■ **Stated exercise**
Below are entries. Pull out all lines containing "output".

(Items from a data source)
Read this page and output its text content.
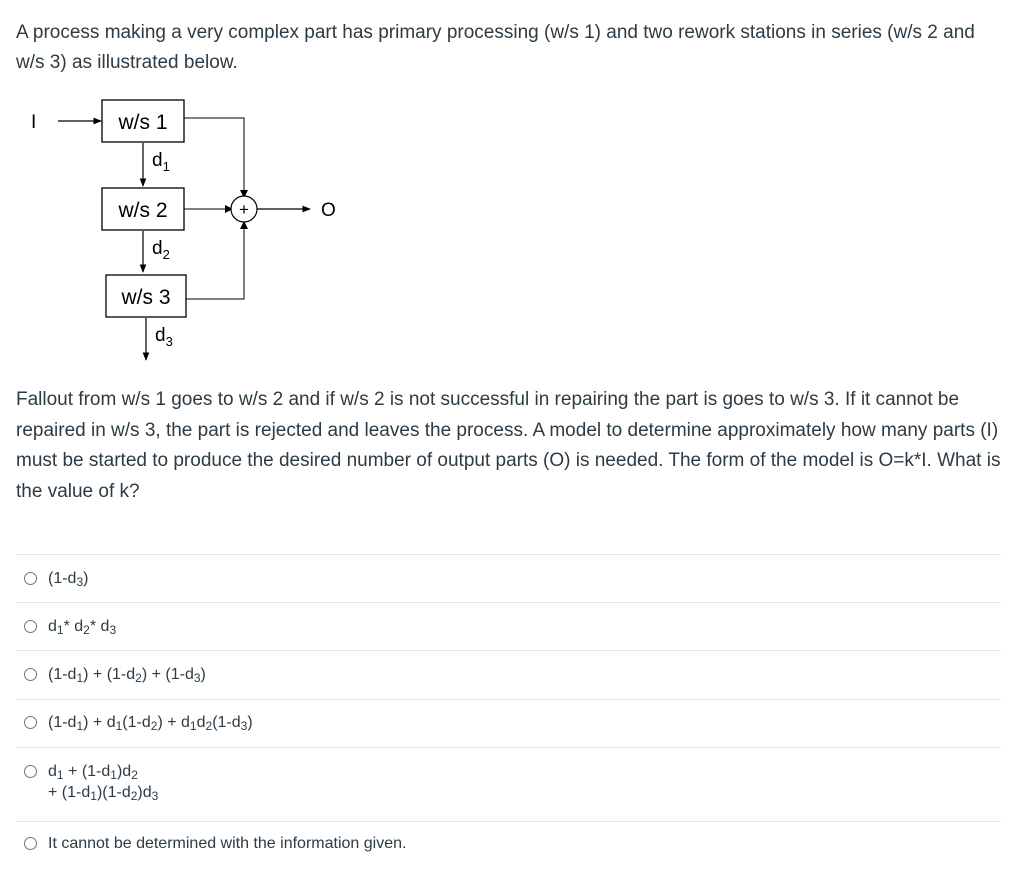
A process making a very complex part has primary processing (w/s 1) and two rework stations in series (w/s 2 and w/s 3) as illustrated below.

I	w/s 1
$d_1$
w/s 2
$d_2$
w/s 3
$d_3$
+	O

Fallout from w/s 1 goes to w/s 2 and if w/s 2 is not successful in repairing the part is goes to w/s 3. If it cannot be repaired in w/s 3, the part is rejected and leaves the process. A model to determine approximately how many parts (I) must be started to produce the desired number of output parts (O) is needed. The form of the model is O=k*I. What is the value of k?

$(1-d_3)$
$d_1*$ $d_2*$ $d_3$
$(1-d_1) + (1-d_2) + (1-d_3)$
$(1-d_1) + d_1(1-d_2) + d_1d_2(1-d_3)$
$d_1 + (1-d_1)d_2$
+ $(1-d_1)(1-d_2)d_3$
It cannot be determined with the information given.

■ **Solution for this task**
Read this page and output its text content.
Fallout from w/s 1 goes to w/s 2 and if w/s 2 is not successful in repairing the part is goes to w/s 3. If it cannot be repaired in w/s 3, the part is rejected and leaves the process. A model to determine approximately how many parts (I) must be started to produce the desired number of output parts (O) is needed. The form of the model is O=k*I. What is the value of k?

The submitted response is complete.